- Input
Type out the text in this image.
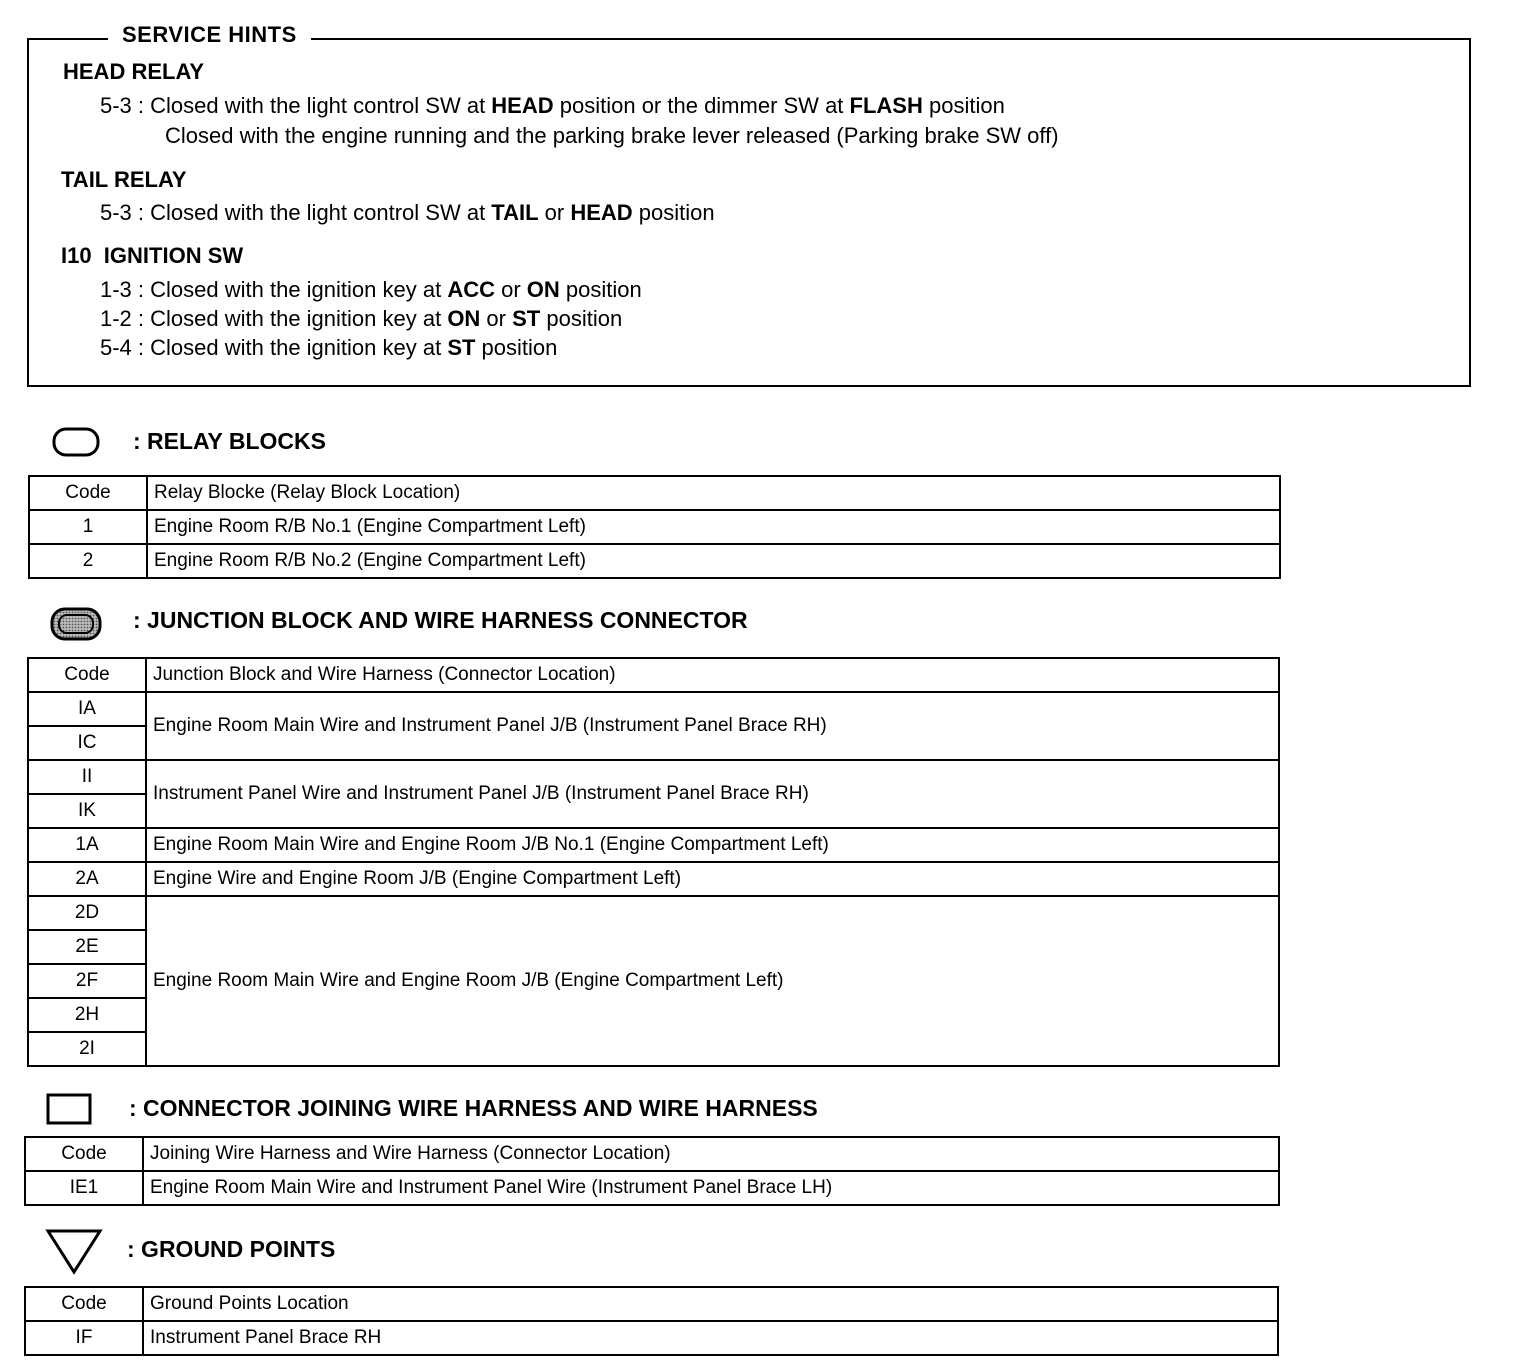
SERVICE HINTS
HEAD RELAY
5-3 : Closed with the light control SW at HEAD position or the dimmer SW at FLASH position
Closed with the engine running and the parking brake lever released (Parking brake SW off)
TAIL RELAY
5-3 : Closed with the light control SW at TAIL or HEAD position
I10  IGNITION SW
1-3 : Closed with the ignition key at ACC or ON position
1-2 : Closed with the ignition key at ON or ST position
5-4 : Closed with the ignition key at ST position
: RELAY BLOCKS
Code	Relay Blocke (Relay Block Location)
1	Engine Room R/B No.1 (Engine Compartment Left)
2	Engine Room R/B No.2 (Engine Compartment Left)
: JUNCTION BLOCK AND WIRE HARNESS CONNECTOR
Code	Junction Block and Wire Harness (Connector Location)
IA	Engine Room Main Wire and Instrument Panel J/B (Instrument Panel Brace RH)
IC	
II	Instrument Panel Wire and Instrument Panel J/B (Instrument Panel Brace RH)
IK	
1A	Engine Room Main Wire and Engine Room J/B No.1 (Engine Compartment Left)
2A	Engine Wire and Engine Room J/B (Engine Compartment Left)
2D	Engine Room Main Wire and Engine Room J/B (Engine Compartment Left)
2E	
2F	
2H	
2I	
: CONNECTOR JOINING WIRE HARNESS AND WIRE HARNESS
Code	Joining Wire Harness and Wire Harness (Connector Location)
IE1	Engine Room Main Wire and Instrument Panel Wire (Instrument Panel Brace LH)
: GROUND POINTS
Code	Ground Points Location
IF	Instrument Panel Brace RH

- What is asked
Reproduce the material in its entirety and word for word, without the pictures.

- Response
Type out the text in this image.
SERVICE HINTS
HEAD RELAY
5-3 : Closed with the light control SW at HEAD position or the dimmer SW at FLASH position
Closed with the engine running and the parking brake lever released (Parking brake SW off)
TAIL RELAY
5-3 : Closed with the light control SW at TAIL or HEAD position
I10  IGNITION SW
1-3 : Closed with the ignition key at ACC or ON position
1-2 : Closed with the ignition key at ON or ST position
5-4 : Closed with the ignition key at ST position
: RELAY BLOCKS
Code	Relay Blocke (Relay Block Location)
1	Engine Room R/B No.1 (Engine Compartment Left)
2	Engine Room R/B No.2 (Engine Compartment Left)
: JUNCTION BLOCK AND WIRE HARNESS CONNECTOR
Code	Junction Block and Wire Harness (Connector Location)
IA	Engine Room Main Wire and Instrument Panel J/B (Instrument Panel Brace RH)
IC	
II	Instrument Panel Wire and Instrument Panel J/B (Instrument Panel Brace RH)
IK	
1A	Engine Room Main Wire and Engine Room J/B No.1 (Engine Compartment Left)
2A	Engine Wire and Engine Room J/B (Engine Compartment Left)
2D	Engine Room Main Wire and Engine Room J/B (Engine Compartment Left)
2E	
2F	
2H	
2I	
: CONNECTOR JOINING WIRE HARNESS AND WIRE HARNESS
Code	Joining Wire Harness and Wire Harness (Connector Location)
IE1	Engine Room Main Wire and Instrument Panel Wire (Instrument Panel Brace LH)
: GROUND POINTS
Code	Ground Points Location
IF	Instrument Panel Brace RH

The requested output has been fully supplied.